Selected excerpt
[BEGIN]

Disappearing faster around the edges

The floating ice shelves around Antarctica, which buttress ice streams from the continent and slow their discharge into the sea, are thinning at faster rates. Paolo et al. present satellite data showing that ice shelves in many regions around the edge of the continent are losing mass. This result increases concern about how fast sea level might rise as climate continues to warm. If warming continues to cause ice shelves to thin, as they have for the past couple of decades, their disappearance may allow land-based ice to collapse and melt.

[END]

Data provided
[BEGIN]

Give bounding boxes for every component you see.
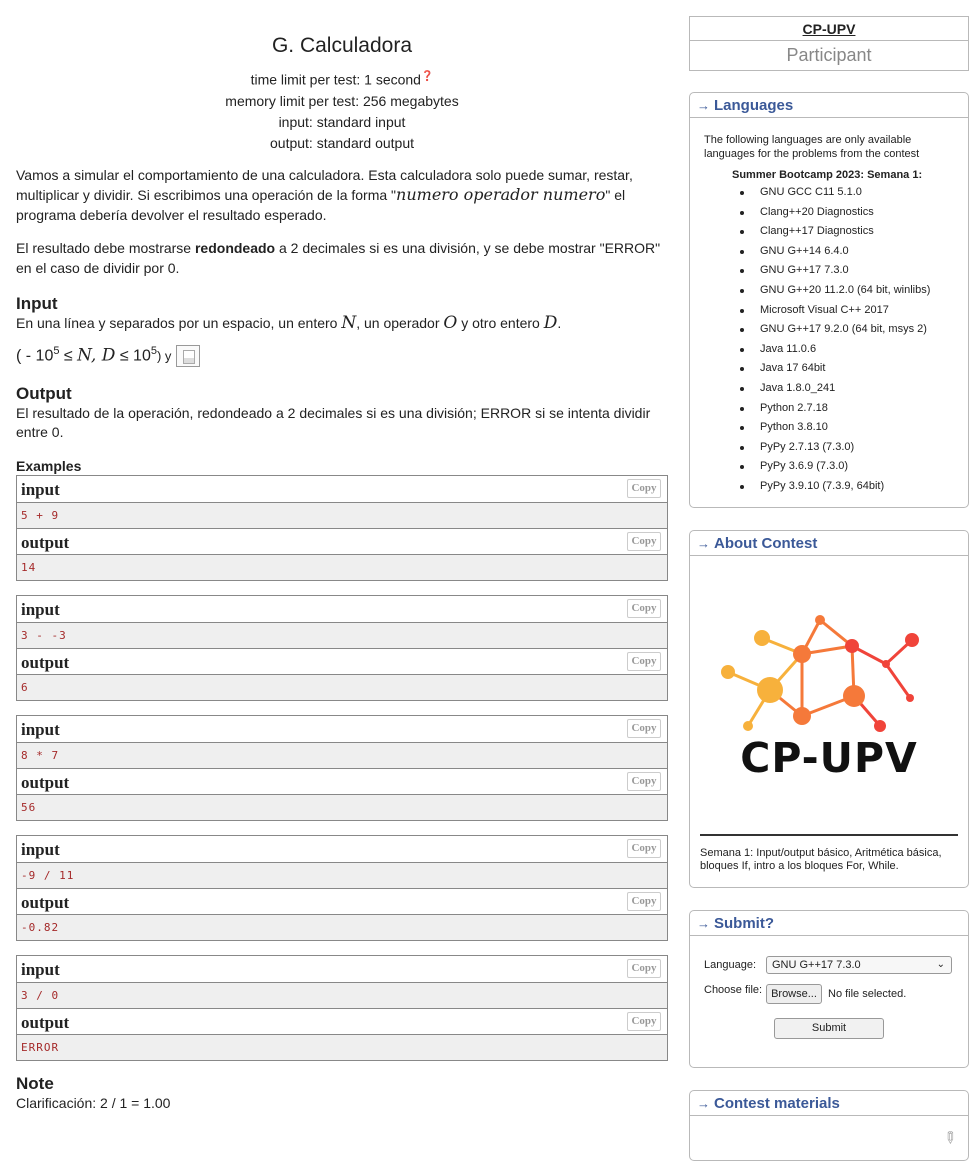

[END]

Goal A
Render this sentence from the passage on Antarctic ice shelves into Spanish: "This result increases concern about how fast sea level might rise as climate continues to warm."
Goal B
In the passage on Antarctic ice shelves, what kind of data do Paolo et al. present?
Goal C
Carry on the passage on Antarctic ice shelves from its final sentence.

Expected answer A
Este resultado aumenta la preocupación sobre la rapidez con la que podría subir el nivel del mar a medida que el clima sigue calentándose.

Expected answer B
Satellite data showing that ice shelves in many regions around the edge of the continent are losing mass.

Expected answer C
Science, this issue p. 327


The floating ice shelves surrounding the Antarctic Ice Sheet restrain the grounded ice-sheet flow. Thinning of an ice shelf reduces this effect, leading to an increase in ice discharge to the ocean. Using 18 years of continuous satellite radar altimeter observations, we have computed decadal-scale changes in ice-shelf thickness around the Antarctic continent. Overall, average ice-shelf volume change accelerated from negligible loss at 25 ± 64 cubic kilometers per year for 1994–2003 to rapid loss of 310 ± 74 cubic kilometers per year for 2003–2012. West Antarctic losses increased by ~70% in the past decade, and earlier volume gain by East Antarctic ice shelves ceased. In the Amundsen and Bellingshausen regions, some ice shelves have lost up to 18% of their thickness in less than two decades.